## BEGIN RECORDED INFORMATION
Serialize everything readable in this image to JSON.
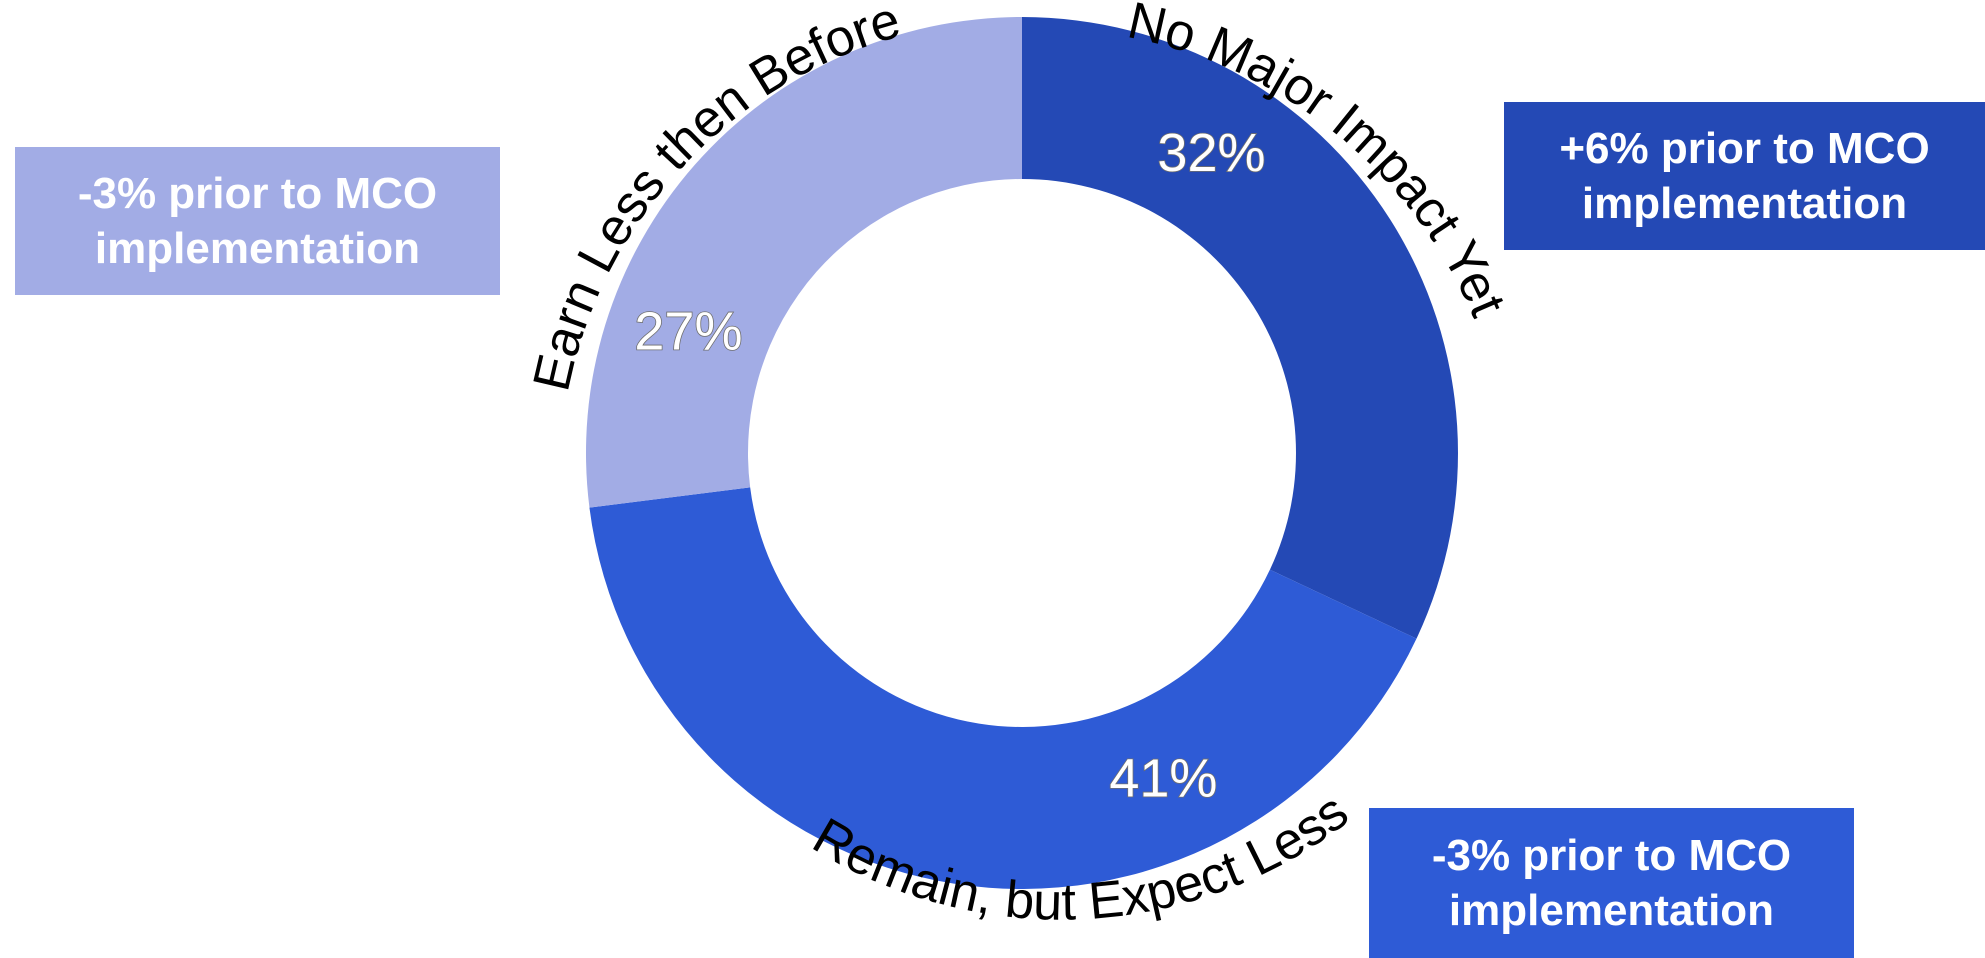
{
  "chart_data": {
    "type": "pie",
    "variant": "donut",
    "title": "",
    "categories": [
      "No Major Impact Yet",
      "Remain, but Expect Less",
      "Earn Less then Before"
    ],
    "values": [
      32,
      41,
      27
    ],
    "value_labels": [
      "32%",
      "41%",
      "27%"
    ],
    "colors": [
      "#2449b5",
      "#2e5bd6",
      "#a2ace5"
    ],
    "legend": "none",
    "annotations": [
      {
        "category": "Earn Less then Before",
        "lines": [
          "-3% prior to MCO",
          "implementation"
        ],
        "color": "#a2ace5"
      },
      {
        "category": "No Major Impact Yet",
        "lines": [
          "+6% prior to MCO",
          "implementation"
        ],
        "color": "#2449b5"
      },
      {
        "category": "Remain, but Expect Less",
        "lines": [
          "-3% prior to MCO",
          "implementation"
        ],
        "color": "#2e5bd6"
      }
    ]
  }
}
## END RECORDED INFORMATION
- **GIVEN INSTRUCTION**
Locate the word "then" in the data above. Copy every line carrying it.

- **ANSWER IN FULL**
      "Earn Less then Before"
        "category": "Earn Less then Before",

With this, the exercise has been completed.